Goal =
Copy out all lines that hold "TREASURY".

Collected data entries =
------------------------------------------------------------------------
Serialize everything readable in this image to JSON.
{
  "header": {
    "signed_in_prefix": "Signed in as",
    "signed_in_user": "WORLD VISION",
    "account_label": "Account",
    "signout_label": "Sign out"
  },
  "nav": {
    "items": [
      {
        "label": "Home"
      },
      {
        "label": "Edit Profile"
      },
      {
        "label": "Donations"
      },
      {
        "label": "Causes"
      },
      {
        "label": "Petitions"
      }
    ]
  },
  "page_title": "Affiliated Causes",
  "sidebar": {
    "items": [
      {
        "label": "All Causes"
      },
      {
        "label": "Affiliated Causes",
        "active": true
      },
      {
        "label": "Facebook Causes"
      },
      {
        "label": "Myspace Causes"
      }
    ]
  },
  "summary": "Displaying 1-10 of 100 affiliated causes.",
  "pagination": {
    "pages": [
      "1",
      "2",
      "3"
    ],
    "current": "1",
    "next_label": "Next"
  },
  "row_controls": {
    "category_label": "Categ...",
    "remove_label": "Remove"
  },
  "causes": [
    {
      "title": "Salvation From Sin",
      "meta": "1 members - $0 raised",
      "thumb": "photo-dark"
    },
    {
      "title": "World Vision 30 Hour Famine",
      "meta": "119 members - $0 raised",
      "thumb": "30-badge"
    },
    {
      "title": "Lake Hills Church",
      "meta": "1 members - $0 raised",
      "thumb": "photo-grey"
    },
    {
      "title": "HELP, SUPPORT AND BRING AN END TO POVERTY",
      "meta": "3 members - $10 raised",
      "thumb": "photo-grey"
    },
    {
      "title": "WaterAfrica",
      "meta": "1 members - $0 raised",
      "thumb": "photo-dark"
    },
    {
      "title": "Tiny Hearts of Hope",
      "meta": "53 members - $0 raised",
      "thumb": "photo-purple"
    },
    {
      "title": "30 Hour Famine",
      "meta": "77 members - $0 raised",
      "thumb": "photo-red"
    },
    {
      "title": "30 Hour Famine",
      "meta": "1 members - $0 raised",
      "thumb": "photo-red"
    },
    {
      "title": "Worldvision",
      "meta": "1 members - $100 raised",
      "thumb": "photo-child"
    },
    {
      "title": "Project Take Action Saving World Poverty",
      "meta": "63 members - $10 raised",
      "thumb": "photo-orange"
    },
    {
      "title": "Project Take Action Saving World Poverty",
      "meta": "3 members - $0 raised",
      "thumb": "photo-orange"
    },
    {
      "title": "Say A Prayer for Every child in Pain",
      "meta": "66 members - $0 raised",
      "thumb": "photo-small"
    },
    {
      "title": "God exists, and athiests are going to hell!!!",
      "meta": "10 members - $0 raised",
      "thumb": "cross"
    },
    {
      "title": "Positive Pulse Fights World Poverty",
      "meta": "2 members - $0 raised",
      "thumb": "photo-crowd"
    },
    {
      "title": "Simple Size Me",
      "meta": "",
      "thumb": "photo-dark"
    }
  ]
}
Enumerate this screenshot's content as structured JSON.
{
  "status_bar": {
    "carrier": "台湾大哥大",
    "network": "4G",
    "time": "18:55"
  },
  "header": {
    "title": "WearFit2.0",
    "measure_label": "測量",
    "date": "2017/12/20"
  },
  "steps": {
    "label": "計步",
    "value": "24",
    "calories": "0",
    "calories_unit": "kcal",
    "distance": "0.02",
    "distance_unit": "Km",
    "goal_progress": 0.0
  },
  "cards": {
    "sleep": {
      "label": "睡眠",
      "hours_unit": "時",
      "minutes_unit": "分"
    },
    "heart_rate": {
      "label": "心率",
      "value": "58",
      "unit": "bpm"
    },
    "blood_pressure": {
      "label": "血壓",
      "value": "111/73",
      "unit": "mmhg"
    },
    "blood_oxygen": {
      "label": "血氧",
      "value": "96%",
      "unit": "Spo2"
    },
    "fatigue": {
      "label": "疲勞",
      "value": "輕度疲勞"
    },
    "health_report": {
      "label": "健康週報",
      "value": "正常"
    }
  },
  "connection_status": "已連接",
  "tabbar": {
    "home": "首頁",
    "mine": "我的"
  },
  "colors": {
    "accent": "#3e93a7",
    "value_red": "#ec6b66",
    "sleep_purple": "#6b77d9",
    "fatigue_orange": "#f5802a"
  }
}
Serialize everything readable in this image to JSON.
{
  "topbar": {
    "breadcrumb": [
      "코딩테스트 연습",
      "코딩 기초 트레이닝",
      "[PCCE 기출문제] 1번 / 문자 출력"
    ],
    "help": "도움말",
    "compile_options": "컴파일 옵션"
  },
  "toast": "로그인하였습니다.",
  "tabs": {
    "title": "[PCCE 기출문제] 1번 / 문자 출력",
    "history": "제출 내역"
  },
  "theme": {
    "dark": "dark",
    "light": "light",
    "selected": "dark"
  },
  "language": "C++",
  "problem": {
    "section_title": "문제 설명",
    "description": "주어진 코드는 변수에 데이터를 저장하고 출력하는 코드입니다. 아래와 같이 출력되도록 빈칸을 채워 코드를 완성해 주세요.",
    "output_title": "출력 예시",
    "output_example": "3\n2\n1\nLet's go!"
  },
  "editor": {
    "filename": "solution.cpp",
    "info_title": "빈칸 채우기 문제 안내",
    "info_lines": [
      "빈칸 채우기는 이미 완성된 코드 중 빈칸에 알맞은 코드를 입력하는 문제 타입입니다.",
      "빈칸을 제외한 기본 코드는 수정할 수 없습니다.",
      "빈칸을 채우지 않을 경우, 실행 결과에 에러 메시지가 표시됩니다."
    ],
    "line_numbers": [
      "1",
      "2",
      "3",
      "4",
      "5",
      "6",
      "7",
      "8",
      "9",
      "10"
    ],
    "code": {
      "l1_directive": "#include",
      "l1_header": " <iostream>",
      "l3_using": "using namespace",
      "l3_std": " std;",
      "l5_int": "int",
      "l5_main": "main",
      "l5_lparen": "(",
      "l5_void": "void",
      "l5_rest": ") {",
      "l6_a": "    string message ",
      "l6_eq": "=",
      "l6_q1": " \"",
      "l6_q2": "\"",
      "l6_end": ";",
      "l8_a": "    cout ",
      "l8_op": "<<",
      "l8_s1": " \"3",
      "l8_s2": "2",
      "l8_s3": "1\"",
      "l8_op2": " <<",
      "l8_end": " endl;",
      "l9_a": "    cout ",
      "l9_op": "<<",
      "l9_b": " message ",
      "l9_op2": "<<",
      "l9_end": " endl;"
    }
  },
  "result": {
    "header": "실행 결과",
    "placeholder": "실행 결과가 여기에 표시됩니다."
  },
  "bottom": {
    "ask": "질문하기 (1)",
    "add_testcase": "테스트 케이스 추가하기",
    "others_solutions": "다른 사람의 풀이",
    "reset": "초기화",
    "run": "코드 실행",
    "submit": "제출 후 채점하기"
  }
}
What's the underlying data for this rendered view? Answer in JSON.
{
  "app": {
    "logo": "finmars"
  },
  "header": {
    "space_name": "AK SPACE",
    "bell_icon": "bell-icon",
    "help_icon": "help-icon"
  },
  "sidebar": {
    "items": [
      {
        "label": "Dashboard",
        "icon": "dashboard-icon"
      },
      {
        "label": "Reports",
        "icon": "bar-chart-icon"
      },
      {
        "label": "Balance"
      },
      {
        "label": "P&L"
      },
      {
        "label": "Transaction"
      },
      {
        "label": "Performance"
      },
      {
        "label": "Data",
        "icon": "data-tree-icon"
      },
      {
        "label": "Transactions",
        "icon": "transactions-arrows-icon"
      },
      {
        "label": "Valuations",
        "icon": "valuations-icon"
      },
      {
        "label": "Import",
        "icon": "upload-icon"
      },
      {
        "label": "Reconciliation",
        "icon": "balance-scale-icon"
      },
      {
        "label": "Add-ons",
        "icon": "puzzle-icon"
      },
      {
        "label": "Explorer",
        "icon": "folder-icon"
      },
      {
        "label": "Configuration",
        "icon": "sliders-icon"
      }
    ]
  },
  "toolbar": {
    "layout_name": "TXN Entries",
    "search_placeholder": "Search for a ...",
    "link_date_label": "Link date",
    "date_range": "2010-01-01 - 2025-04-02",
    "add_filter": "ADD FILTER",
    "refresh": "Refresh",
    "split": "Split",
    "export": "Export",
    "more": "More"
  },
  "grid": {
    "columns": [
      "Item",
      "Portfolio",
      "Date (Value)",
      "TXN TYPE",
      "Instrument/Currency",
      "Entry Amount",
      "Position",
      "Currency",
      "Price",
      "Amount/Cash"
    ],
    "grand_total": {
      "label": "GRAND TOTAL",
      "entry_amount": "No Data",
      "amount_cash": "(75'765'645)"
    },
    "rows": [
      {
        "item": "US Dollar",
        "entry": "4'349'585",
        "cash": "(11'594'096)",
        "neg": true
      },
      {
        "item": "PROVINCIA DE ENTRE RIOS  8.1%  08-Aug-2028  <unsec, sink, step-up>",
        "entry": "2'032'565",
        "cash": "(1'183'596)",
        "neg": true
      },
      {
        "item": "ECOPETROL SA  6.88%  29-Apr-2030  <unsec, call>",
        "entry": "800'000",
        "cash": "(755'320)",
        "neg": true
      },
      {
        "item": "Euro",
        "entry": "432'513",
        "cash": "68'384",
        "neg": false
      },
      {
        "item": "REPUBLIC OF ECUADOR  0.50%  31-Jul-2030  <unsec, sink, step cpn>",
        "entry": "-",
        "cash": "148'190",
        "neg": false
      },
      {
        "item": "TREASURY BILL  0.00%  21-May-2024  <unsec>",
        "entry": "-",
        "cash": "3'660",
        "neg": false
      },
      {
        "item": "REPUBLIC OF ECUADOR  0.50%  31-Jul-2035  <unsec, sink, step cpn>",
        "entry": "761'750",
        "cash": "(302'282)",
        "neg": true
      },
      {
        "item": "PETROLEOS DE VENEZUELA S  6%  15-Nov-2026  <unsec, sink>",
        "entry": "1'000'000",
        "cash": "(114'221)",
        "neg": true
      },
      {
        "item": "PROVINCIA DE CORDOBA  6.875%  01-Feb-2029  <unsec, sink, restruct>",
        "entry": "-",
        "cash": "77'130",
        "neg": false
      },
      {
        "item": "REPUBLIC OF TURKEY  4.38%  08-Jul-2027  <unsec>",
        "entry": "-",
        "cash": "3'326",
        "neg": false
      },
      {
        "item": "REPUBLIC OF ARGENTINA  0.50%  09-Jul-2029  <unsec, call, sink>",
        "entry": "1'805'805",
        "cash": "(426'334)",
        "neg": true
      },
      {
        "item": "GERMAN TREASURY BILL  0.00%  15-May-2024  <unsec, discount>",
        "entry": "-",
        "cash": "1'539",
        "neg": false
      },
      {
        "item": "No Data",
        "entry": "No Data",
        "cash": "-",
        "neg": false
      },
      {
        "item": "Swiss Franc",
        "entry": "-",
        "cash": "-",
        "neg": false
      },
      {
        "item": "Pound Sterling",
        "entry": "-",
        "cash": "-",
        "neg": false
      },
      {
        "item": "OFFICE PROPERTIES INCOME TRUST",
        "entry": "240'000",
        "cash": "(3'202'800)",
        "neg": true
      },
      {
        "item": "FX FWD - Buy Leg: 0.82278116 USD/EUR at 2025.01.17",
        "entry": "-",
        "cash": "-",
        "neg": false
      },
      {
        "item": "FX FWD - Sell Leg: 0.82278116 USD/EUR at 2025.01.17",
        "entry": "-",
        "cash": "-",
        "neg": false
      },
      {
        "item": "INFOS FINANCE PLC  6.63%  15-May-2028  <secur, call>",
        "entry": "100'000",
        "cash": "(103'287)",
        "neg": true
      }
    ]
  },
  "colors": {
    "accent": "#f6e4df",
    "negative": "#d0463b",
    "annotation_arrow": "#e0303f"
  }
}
------------------------------------------------------------------------
Task output =
        "item": "TREASURY BILL  0.00%  21-May-2024  <unsec>",
        "item": "GERMAN TREASURY BILL  0.00%  15-May-2024  <unsec, discount>",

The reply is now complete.